### Data rows ###
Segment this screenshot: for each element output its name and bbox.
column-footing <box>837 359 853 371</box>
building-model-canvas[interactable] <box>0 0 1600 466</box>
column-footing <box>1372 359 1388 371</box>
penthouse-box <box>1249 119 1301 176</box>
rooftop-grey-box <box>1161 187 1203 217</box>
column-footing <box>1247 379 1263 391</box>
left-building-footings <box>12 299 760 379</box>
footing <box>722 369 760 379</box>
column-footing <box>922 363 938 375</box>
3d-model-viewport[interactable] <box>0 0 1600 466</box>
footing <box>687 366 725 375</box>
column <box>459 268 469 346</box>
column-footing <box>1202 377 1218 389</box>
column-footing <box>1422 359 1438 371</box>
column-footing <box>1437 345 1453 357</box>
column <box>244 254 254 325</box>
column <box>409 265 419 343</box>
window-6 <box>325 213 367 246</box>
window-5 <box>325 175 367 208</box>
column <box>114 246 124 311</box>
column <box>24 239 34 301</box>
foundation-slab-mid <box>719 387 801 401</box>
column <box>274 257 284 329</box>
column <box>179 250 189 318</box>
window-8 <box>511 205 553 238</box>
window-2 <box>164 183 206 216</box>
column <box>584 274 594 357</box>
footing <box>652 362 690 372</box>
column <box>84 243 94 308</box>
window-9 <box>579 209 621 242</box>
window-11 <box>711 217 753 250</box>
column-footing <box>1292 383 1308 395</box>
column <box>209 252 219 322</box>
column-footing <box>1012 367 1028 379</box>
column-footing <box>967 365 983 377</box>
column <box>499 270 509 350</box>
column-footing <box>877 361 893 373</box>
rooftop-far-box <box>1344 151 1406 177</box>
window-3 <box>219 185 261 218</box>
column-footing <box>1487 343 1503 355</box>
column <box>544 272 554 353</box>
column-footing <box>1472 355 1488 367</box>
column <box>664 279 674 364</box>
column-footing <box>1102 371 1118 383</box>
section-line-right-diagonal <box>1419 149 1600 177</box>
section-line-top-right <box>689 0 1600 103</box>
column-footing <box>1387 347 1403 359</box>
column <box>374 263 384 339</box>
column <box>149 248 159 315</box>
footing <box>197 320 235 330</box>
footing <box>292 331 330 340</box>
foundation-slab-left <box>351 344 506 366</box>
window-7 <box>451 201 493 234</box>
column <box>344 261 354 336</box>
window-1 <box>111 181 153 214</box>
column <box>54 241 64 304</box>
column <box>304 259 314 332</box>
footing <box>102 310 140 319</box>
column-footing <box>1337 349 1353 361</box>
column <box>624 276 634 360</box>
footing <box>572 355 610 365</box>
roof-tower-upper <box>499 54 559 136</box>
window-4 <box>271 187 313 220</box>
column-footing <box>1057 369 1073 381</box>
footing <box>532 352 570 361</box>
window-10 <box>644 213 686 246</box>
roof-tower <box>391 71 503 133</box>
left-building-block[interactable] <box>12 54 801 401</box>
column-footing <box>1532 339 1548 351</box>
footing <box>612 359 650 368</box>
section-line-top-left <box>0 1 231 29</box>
###
What to produce:
Please extract every line in the material above that contains the string "section".

Complete response:
section-line-right-diagonal <box>1419 149 1600 177</box>
section-line-top-right <box>689 0 1600 103</box>
section-line-top-left <box>0 1 231 29</box>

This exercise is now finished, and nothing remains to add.